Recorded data

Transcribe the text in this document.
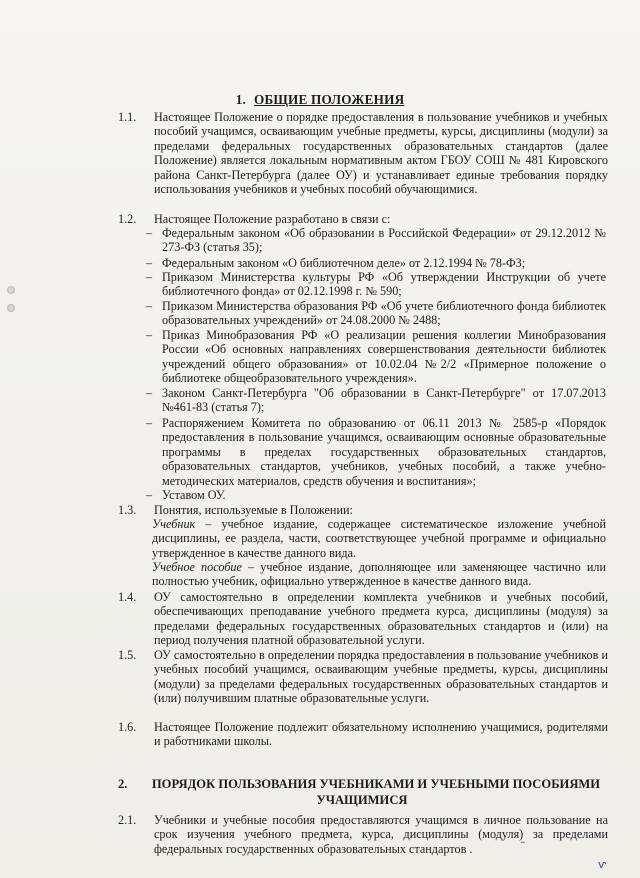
1. ОБЩИЕ ПОЛОЖЕНИЯ
1.1. Настоящее Положение о порядке предоставления в пользование учебников и учебных пособий учащимся, осваивающим учебные предметы, курсы, дисциплины (модули) за пределами федеральных государственных образовательных стандартов (далее Положение) является локальным нормативным актом ГБОУ СОШ № 481 Кировского района Санкт-Петербурга (далее ОУ) и устанавливает единые требования порядку использования учебников и учебных пособий обучающимися.
1.2. Настоящее Положение разработано в связи с:
– Федеральным законом «Об образовании в Российской Федерации» от 29.12.2012 № 273-ФЗ (статья 35);
– Федеральным законом «О библиотечном деле» от 2.12.1994 № 78-ФЗ;
– Приказом Министерства культуры РФ «Об утверждении Инструкции об учете библиотечного фонда» от 02.12.1998 г. № 590;
– Приказом Министерства образования РФ «Об учете библиотечного фонда библиотек образовательных учреждений» от 24.08.2000 № 2488;
– Приказ Минобразования РФ «О реализации решения коллегии Минобразования России «Об основных направлениях совершенствования деятельности библиотек учреждений общего образования» от 10.02.04 №2/2 «Примерное положение о библиотеке общеобразовательного учреждения».
– Законом Санкт-Петербурга "Об образовании в Санкт-Петербурге" от 17.07.2013 №461-83 (статья 7);
– Распоряжением Комитета по образованию от 06.11 2013 № 2585-р «Порядок предоставления в пользование учащимся, осваивающим основные образовательные программы в пределах государственных образовательных стандартов, образовательных стандартов, учебников, учебных пособий, а также учебно-методических материалов, средств обучения и воспитания»;
– Уставом ОУ.
1.3. Понятия, используемые в Положении:
Учебник – учебное издание, содержащее систематическое изложение учебной дисциплины, ее раздела, части, соответствующее учебной программе и официально утвержденное в качестве данного вида.
Учебное пособие – учебное издание, дополняющее или заменяющее частично или полностью учебник, официально утвержденное в качестве данного вида.
1.4. ОУ самостоятельно в определении комплекта учебников и учебных пособий, обеспечивающих преподавание учебного предмета курса, дисциплины (модуля) за пределами федеральных государственных образовательных стандартов и (или) на период получения платной образовательной услуги.
1.5. ОУ самостоятельно в определении порядка предоставления в пользование учебников и учебных пособий учащимся, осваивающим учебные предметы, курсы, дисциплины (модули) за пределами федеральных государственных образовательных стандартов и (или) получившим платные образовательные услуги.
1.6. Настоящее Положение подлежит обязательному исполнению учащимися, родителями и работниками школы.
2.	ПОРЯДОК ПОЛЬЗОВАНИЯ УЧЕБНИКАМИ И УЧЕБНЫМИ ПОСОБИЯМИ
УЧАЩИМИСЯ
2.1. Учебники и учебные пособия предоставляются учащимся в личное пользование на срок изучения учебного предмета, курса, дисциплины (модуля) за пределами федеральных государственных образовательных стандартов .	˜
ⱱ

Exercise brief> Pick every line with "библиотечного" in it and copy it.

Output for this task>
– Приказом Министерства культуры РФ «Об утверждении Инструкции об учете библиотечного фонда» от 02.12.1998 г. № 590;
– Приказом Министерства образования РФ «Об учете библиотечного фонда библиотек образовательных учреждений» от 24.08.2000 № 2488;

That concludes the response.